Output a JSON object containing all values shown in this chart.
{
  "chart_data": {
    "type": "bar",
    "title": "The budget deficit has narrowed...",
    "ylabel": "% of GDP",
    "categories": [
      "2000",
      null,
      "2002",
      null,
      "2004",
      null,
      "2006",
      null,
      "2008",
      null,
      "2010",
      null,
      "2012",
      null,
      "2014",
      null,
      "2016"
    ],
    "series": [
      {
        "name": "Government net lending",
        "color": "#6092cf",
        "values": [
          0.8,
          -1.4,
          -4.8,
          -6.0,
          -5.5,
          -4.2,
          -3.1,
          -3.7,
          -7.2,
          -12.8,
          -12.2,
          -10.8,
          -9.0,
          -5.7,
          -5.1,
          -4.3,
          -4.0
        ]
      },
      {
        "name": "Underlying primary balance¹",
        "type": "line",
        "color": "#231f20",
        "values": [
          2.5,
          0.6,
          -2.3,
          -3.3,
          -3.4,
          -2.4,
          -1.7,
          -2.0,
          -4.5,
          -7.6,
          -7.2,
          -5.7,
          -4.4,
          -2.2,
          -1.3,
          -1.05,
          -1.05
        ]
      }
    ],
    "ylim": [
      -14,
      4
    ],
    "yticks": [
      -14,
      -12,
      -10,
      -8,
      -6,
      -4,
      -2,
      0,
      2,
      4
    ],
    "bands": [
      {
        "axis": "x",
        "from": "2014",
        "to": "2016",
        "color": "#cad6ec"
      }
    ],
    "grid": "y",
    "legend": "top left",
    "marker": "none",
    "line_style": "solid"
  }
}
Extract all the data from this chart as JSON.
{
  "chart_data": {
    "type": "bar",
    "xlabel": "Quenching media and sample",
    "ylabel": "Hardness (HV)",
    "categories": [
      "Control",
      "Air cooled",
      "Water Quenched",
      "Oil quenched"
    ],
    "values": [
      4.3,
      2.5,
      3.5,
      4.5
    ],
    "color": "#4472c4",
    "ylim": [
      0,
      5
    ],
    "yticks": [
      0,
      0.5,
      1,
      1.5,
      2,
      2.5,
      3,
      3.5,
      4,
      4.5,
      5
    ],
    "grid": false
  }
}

____

# Description of the task:
Only a number is wanted: how many lines of the data above contain "values"?

# Solution below:
4